* EXTRACTED MATERIAL *

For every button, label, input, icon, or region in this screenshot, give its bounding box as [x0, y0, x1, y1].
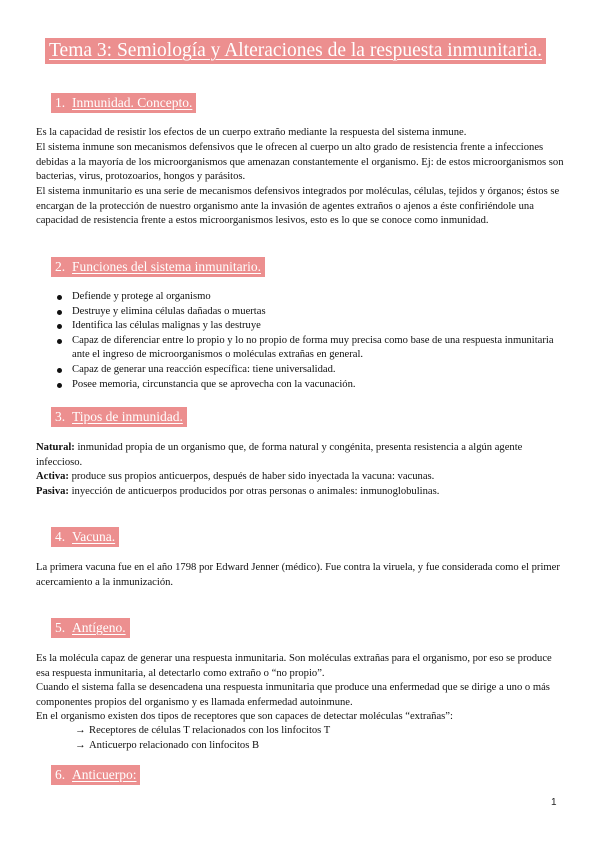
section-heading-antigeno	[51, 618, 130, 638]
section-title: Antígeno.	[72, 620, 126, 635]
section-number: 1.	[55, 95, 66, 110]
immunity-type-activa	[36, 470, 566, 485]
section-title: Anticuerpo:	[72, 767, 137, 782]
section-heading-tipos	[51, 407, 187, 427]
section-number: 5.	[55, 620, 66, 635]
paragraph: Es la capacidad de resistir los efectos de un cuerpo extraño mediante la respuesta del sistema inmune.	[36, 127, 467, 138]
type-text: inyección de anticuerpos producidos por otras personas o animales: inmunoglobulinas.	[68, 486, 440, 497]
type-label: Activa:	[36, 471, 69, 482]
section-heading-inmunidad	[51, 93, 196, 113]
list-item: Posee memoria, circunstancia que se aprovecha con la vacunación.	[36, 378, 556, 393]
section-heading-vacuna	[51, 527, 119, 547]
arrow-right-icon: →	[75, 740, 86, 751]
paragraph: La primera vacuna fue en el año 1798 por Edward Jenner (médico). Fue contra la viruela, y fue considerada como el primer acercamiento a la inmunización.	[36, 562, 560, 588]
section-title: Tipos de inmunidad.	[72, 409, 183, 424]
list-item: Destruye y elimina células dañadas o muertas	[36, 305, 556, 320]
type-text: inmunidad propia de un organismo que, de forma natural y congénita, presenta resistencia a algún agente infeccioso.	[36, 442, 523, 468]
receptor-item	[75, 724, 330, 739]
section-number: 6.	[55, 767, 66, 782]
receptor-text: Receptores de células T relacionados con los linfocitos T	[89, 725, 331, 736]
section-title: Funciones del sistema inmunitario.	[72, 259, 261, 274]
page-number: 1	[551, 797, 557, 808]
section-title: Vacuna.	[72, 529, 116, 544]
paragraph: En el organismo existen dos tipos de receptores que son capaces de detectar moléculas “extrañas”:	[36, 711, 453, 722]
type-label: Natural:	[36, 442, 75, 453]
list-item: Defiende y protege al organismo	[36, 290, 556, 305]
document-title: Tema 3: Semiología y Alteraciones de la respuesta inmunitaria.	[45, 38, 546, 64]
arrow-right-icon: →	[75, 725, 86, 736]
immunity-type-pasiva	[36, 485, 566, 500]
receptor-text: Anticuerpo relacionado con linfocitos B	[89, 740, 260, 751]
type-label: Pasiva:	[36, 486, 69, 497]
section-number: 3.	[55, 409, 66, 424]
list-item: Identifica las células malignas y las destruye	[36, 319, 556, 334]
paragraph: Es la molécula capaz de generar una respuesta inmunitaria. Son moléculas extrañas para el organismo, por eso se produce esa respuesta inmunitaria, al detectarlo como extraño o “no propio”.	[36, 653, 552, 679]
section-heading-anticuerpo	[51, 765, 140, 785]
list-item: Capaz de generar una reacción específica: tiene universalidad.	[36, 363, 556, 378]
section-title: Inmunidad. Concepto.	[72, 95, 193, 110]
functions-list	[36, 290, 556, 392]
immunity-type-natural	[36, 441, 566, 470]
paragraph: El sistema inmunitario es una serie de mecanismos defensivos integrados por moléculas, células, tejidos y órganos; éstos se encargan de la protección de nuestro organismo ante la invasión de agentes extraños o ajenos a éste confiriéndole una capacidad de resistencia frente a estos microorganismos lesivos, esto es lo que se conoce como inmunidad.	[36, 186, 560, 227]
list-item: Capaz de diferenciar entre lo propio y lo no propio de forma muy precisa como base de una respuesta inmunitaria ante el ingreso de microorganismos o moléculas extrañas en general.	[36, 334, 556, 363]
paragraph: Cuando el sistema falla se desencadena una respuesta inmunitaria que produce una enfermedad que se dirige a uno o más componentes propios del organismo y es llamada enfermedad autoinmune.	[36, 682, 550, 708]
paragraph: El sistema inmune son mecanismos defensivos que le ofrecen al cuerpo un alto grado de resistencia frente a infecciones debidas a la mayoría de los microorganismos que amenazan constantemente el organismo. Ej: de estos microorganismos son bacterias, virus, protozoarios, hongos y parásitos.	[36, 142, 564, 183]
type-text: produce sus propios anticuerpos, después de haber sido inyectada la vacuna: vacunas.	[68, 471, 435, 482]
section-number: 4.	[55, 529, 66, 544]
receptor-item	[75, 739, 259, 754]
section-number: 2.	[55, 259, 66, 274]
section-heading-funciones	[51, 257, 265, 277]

* THE TASK *
Above are records with pictures; repeat the records exactly and leave the pictures out.

* EXPECTED OUTPUT *
For every button, label, input, icon, or region in this screenshot, give its bounding box as [x0, y0, x1, y1].
section-heading-antigeno	[51, 618, 130, 638]
section-title: Antígeno.	[72, 620, 126, 635]
section-number: 1.	[55, 95, 66, 110]
immunity-type-activa	[36, 470, 566, 485]
section-title: Anticuerpo:	[72, 767, 137, 782]
section-heading-tipos	[51, 407, 187, 427]
section-number: 5.	[55, 620, 66, 635]
paragraph: Es la capacidad de resistir los efectos de un cuerpo extraño mediante la respuesta del sistema inmune.	[36, 127, 467, 138]
type-text: inyección de anticuerpos producidos por otras personas o animales: inmunoglobulinas.	[68, 486, 440, 497]
type-label: Activa:	[36, 471, 69, 482]
section-heading-inmunidad	[51, 93, 196, 113]
list-item: Posee memoria, circunstancia que se aprovecha con la vacunación.	[36, 378, 556, 393]
section-heading-vacuna	[51, 527, 119, 547]
arrow-right-icon: →	[75, 740, 86, 751]
paragraph: La primera vacuna fue en el año 1798 por Edward Jenner (médico). Fue contra la viruela, y fue considerada como el primer acercamiento a la inmunización.	[36, 562, 560, 588]
section-title: Tipos de inmunidad.	[72, 409, 183, 424]
list-item: Destruye y elimina células dañadas o muertas	[36, 305, 556, 320]
type-text: inmunidad propia de un organismo que, de forma natural y congénita, presenta resistencia a algún agente infeccioso.	[36, 442, 523, 468]
receptor-item	[75, 724, 330, 739]
section-number: 6.	[55, 767, 66, 782]
receptor-text: Receptores de células T relacionados con los linfocitos T	[89, 725, 331, 736]
section-title: Funciones del sistema inmunitario.	[72, 259, 261, 274]
page-number: 1	[551, 797, 557, 808]
section-title: Vacuna.	[72, 529, 116, 544]
paragraph: En el organismo existen dos tipos de receptores que son capaces de detectar moléculas “extrañas”:	[36, 711, 453, 722]
type-label: Natural:	[36, 442, 75, 453]
list-item: Defiende y protege al organismo	[36, 290, 556, 305]
document-title: Tema 3: Semiología y Alteraciones de la respuesta inmunitaria.	[45, 38, 546, 64]
arrow-right-icon: →	[75, 725, 86, 736]
immunity-type-pasiva	[36, 485, 566, 500]
receptor-text: Anticuerpo relacionado con linfocitos B	[89, 740, 260, 751]
type-label: Pasiva:	[36, 486, 69, 497]
section-number: 3.	[55, 409, 66, 424]
list-item: Identifica las células malignas y las destruye	[36, 319, 556, 334]
paragraph: Es la molécula capaz de generar una respuesta inmunitaria. Son moléculas extrañas para el organismo, por eso se produce esa respuesta inmunitaria, al detectarlo como extraño o “no propio”.	[36, 653, 552, 679]
section-heading-anticuerpo	[51, 765, 140, 785]
list-item: Capaz de generar una reacción específica: tiene universalidad.	[36, 363, 556, 378]
section-title: Inmunidad. Concepto.	[72, 95, 193, 110]
functions-list	[36, 290, 556, 392]
immunity-type-natural	[36, 441, 566, 470]
paragraph: El sistema inmunitario es una serie de mecanismos defensivos integrados por moléculas, células, tejidos y órganos; éstos se encargan de la protección de nuestro organismo ante la invasión de agentes extraños o ajenos a éste confiriéndole una capacidad de resistencia frente a estos microorganismos lesivos, esto es lo que se conoce como inmunidad.	[36, 186, 560, 227]
list-item: Capaz de diferenciar entre lo propio y lo no propio de forma muy precisa como base de una respuesta inmunitaria ante el ingreso de microorganismos o moléculas extrañas en general.	[36, 334, 556, 363]
paragraph: Cuando el sistema falla se desencadena una respuesta inmunitaria que produce una enfermedad que se dirige a uno o más componentes propios del organismo y es llamada enfermedad autoinmune.	[36, 682, 550, 708]
paragraph: El sistema inmune son mecanismos defensivos que le ofrecen al cuerpo un alto grado de resistencia frente a infecciones debidas a la mayoría de los microorganismos que amenazan constantemente el organismo. Ej: de estos microorganismos son bacterias, virus, protozoarios, hongos y parásitos.	[36, 142, 564, 183]
type-text: produce sus propios anticuerpos, después de haber sido inyectada la vacuna: vacunas.	[68, 471, 435, 482]
section-number: 4.	[55, 529, 66, 544]
receptor-item	[75, 739, 259, 754]
section-number: 2.	[55, 259, 66, 274]
section-heading-funciones	[51, 257, 265, 277]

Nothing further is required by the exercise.